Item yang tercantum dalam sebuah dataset
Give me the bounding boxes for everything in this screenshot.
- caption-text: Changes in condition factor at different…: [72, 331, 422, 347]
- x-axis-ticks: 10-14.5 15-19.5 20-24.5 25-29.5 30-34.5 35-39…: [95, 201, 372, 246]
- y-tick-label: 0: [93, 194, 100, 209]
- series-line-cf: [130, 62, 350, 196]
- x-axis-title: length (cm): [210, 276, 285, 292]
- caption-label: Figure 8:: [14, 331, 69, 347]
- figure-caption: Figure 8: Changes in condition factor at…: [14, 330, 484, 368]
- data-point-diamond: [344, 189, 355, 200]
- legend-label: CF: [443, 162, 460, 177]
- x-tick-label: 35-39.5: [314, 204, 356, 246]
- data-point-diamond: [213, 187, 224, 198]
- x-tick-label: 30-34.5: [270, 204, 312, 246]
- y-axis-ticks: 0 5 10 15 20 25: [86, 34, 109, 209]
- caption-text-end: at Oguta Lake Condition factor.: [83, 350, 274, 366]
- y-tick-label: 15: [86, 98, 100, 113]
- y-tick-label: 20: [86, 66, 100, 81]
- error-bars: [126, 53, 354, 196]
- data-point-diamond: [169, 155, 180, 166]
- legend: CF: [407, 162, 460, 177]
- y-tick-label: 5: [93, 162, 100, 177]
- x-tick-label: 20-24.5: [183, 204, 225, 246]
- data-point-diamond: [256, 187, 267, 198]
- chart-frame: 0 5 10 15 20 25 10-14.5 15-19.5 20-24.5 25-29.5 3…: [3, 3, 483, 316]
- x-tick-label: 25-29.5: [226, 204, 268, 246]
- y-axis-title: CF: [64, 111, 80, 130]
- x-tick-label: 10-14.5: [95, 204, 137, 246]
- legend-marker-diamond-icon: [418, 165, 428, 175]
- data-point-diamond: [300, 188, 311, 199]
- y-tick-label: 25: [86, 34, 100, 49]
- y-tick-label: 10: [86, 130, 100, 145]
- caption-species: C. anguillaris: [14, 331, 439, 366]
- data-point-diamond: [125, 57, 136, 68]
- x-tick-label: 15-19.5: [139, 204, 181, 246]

- Tugas Latihan:
Ubah nama setiap "data-point-diamond" menjadi "data-point-marker" di seluruh baris materi di atas. Bagian lainnya jangan diubah.

- Jawaban:
Give me the bounding boxes for everything in this screenshot.
- caption-text: Changes in condition factor at different…: [72, 331, 422, 347]
- x-axis-ticks: 10-14.5 15-19.5 20-24.5 25-29.5 30-34.5 35-39…: [95, 201, 372, 246]
- y-tick-label: 0: [93, 194, 100, 209]
- series-line-cf: [130, 62, 350, 196]
- x-axis-title: length (cm): [210, 276, 285, 292]
- caption-label: Figure 8:: [14, 331, 69, 347]
- figure-caption: Figure 8: Changes in condition factor at…: [14, 330, 484, 368]
- data-point-marker: [344, 189, 355, 200]
- legend-label: CF: [443, 162, 460, 177]
- x-tick-label: 35-39.5: [314, 204, 356, 246]
- data-point-marker: [213, 187, 224, 198]
- x-tick-label: 30-34.5: [270, 204, 312, 246]
- y-axis-ticks: 0 5 10 15 20 25: [86, 34, 109, 209]
- caption-text-end: at Oguta Lake Condition factor.: [83, 350, 274, 366]
- y-tick-label: 15: [86, 98, 100, 113]
- y-tick-label: 20: [86, 66, 100, 81]
- error-bars: [126, 53, 354, 196]
- data-point-marker: [169, 155, 180, 166]
- legend: CF: [407, 162, 460, 177]
- y-tick-label: 5: [93, 162, 100, 177]
- x-tick-label: 20-24.5: [183, 204, 225, 246]
- data-point-marker: [256, 187, 267, 198]
- chart-frame: 0 5 10 15 20 25 10-14.5 15-19.5 20-24.5 25-29.5 3…: [3, 3, 483, 316]
- x-tick-label: 25-29.5: [226, 204, 268, 246]
- y-axis-title: CF: [64, 111, 80, 130]
- x-tick-label: 10-14.5: [95, 204, 137, 246]
- legend-marker-diamond-icon: [418, 165, 428, 175]
- data-point-marker: [300, 188, 311, 199]
- y-tick-label: 25: [86, 34, 100, 49]
- y-tick-label: 10: [86, 130, 100, 145]
- caption-species: C. anguillaris: [14, 331, 439, 366]
- data-point-marker: [125, 57, 136, 68]
- x-tick-label: 15-19.5: [139, 204, 181, 246]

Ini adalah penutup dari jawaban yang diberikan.